▶ Exercise objective: Can you return, unchanged, the records from the line containing "give me the" up to and including the line containing "node-net2: НЕТ [466,334,512,356]", and nothing else?

▶ Extracted material:
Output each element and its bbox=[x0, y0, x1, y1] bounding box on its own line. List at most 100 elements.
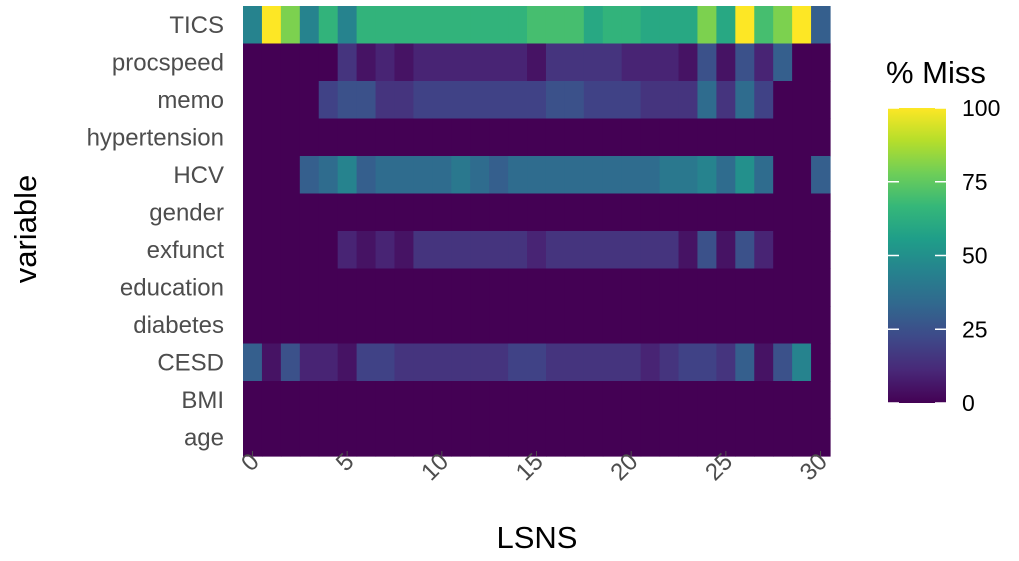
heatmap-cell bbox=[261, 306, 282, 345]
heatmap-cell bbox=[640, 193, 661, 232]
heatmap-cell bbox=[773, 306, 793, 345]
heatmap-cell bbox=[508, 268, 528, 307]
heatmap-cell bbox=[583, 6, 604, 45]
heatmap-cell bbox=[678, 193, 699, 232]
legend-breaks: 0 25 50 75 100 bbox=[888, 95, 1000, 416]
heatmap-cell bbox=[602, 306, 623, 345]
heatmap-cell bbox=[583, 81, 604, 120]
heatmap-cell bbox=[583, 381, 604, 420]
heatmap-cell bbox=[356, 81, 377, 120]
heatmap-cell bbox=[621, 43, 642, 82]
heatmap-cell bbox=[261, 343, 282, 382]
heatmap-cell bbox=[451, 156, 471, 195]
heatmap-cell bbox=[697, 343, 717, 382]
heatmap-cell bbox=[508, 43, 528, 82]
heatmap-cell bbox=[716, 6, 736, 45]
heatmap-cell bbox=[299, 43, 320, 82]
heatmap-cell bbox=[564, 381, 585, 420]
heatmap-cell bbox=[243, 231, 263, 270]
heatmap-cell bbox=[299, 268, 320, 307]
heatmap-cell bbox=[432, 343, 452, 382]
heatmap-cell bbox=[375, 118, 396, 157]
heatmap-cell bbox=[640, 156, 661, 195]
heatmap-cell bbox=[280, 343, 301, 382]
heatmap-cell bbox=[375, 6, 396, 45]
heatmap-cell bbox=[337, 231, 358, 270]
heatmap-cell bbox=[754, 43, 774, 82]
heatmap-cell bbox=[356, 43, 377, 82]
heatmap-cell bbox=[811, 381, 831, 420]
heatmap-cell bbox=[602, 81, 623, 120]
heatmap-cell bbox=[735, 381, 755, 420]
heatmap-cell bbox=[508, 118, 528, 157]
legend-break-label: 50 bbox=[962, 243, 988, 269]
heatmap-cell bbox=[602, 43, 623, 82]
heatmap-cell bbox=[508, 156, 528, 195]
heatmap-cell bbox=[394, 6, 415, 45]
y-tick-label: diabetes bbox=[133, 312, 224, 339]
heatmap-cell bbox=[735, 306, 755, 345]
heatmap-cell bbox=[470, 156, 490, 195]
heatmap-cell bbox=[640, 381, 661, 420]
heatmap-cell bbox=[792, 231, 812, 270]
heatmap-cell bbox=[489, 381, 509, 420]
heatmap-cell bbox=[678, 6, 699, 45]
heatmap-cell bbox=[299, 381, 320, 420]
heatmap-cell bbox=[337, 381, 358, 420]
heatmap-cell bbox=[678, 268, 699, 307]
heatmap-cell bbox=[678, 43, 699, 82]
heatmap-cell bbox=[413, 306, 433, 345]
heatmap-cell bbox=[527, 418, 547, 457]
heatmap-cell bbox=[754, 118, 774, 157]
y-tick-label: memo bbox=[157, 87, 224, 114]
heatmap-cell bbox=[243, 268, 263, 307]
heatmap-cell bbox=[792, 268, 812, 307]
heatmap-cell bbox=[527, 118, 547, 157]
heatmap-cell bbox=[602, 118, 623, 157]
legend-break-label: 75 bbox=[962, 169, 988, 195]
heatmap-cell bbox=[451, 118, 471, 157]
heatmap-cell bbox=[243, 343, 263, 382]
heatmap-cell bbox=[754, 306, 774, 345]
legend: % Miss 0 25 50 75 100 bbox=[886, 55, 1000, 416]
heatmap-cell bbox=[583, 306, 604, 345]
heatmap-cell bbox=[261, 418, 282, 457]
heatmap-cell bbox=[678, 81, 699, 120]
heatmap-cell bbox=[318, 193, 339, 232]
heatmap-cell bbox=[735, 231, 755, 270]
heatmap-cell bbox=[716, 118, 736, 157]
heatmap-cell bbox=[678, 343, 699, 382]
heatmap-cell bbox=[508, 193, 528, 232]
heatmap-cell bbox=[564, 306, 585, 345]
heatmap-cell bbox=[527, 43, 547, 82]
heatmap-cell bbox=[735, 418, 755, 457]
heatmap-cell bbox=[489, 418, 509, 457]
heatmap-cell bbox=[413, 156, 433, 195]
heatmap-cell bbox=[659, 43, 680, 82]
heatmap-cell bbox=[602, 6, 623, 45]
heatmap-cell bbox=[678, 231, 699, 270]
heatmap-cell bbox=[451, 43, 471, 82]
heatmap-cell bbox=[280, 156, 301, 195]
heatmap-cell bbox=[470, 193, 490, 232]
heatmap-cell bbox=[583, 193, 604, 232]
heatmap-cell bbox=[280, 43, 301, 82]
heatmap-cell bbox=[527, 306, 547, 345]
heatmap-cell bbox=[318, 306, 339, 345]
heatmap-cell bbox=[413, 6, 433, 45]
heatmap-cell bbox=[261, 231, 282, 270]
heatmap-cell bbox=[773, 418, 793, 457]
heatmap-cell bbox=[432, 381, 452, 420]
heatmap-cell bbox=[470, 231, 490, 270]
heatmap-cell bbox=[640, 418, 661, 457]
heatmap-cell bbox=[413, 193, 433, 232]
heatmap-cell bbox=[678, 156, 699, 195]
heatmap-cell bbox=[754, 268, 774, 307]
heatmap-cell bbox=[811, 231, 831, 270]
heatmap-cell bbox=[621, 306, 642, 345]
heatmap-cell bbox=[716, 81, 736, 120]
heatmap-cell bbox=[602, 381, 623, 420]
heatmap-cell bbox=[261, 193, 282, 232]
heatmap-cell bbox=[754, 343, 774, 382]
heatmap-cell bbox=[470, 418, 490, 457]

---

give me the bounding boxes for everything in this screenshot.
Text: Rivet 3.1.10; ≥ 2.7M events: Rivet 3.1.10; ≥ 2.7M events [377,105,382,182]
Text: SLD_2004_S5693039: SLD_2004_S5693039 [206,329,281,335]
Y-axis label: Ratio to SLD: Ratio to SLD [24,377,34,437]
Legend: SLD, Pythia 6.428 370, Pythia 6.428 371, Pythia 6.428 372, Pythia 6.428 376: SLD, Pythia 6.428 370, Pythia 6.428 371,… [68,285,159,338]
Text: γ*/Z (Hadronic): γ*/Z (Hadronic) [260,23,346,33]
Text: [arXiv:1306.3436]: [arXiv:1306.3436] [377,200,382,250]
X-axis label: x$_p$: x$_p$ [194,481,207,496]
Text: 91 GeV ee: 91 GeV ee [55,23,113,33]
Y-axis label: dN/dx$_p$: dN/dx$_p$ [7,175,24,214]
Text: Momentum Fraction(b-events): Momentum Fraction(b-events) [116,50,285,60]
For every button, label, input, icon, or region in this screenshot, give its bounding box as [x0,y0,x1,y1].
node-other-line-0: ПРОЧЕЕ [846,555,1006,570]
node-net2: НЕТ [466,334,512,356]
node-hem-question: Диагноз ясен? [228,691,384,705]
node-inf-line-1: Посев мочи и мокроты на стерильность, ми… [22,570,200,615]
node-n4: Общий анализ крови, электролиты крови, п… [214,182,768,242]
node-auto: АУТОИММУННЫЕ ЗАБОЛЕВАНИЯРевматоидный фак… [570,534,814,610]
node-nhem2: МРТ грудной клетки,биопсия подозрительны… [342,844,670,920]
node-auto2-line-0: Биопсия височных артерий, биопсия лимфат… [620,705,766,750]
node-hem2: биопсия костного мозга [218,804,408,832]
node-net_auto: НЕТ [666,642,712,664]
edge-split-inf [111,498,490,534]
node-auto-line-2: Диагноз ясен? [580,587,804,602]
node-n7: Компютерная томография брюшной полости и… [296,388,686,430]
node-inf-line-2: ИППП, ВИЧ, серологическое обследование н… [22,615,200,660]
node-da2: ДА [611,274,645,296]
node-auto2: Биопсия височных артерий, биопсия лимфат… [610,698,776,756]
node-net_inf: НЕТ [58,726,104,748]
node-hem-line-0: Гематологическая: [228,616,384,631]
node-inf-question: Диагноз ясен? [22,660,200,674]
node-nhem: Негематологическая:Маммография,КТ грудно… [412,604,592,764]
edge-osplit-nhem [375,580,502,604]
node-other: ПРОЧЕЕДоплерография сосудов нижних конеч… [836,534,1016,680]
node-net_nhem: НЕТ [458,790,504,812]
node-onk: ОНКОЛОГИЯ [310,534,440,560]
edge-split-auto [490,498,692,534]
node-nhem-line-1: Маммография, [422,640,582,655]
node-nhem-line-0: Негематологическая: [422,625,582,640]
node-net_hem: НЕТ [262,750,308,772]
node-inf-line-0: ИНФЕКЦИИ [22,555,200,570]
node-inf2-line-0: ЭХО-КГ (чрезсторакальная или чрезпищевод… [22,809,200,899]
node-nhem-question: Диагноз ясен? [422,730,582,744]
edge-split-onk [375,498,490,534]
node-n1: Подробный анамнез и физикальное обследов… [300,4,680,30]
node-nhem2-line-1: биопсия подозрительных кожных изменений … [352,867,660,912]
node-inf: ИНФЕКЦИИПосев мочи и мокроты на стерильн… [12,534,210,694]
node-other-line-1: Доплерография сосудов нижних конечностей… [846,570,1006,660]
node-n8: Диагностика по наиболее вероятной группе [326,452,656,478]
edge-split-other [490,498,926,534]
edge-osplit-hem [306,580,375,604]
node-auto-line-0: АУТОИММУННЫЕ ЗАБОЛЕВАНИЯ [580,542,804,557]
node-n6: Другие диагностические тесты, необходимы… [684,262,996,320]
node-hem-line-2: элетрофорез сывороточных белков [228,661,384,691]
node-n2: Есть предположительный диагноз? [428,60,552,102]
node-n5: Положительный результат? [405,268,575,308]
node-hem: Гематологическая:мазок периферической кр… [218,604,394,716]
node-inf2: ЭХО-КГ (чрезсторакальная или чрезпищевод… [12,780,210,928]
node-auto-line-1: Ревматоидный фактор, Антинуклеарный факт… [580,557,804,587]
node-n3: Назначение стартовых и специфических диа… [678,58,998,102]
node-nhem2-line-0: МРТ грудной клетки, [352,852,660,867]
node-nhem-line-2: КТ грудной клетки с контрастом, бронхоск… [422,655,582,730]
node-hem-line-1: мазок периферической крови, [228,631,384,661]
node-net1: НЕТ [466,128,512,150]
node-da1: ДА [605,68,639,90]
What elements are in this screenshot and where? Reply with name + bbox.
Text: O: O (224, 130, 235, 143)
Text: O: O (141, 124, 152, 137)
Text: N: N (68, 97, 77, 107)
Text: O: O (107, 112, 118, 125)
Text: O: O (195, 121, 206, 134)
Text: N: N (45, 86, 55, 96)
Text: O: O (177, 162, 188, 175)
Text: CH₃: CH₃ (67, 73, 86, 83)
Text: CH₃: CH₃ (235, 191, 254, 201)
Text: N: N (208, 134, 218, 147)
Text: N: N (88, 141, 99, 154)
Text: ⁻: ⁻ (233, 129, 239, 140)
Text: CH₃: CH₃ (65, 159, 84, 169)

▶ Output of the exercise:
give me the bounding boxes for everything in this screenshot.
Text: Rivet 3.1.10; ≥ 2.7M events: Rivet 3.1.10; ≥ 2.7M events [377,105,382,182]
Text: SLD_2004_S5693039: SLD_2004_S5693039 [206,329,281,335]
Y-axis label: Ratio to SLD: Ratio to SLD [24,377,34,437]
Legend: SLD, Pythia 6.428 370, Pythia 6.428 371, Pythia 6.428 372, Pythia 6.428 376: SLD, Pythia 6.428 370, Pythia 6.428 371,… [68,285,159,338]
Text: γ*/Z (Hadronic): γ*/Z (Hadronic) [260,23,346,33]
Text: [arXiv:1306.3436]: [arXiv:1306.3436] [377,200,382,250]
X-axis label: x$_p$: x$_p$ [194,481,207,496]
Text: 91 GeV ee: 91 GeV ee [55,23,113,33]
Y-axis label: dN/dx$_p$: dN/dx$_p$ [7,175,24,214]
Text: Momentum Fraction(b-events): Momentum Fraction(b-events) [116,50,285,60]
For every button, label, input, icon, or region in this screenshot, give its bounding box as [x0,y0,x1,y1].
node-other-line-0: ПРОЧЕЕ [846,555,1006,570]
node-net2: НЕТ [466,334,512,356]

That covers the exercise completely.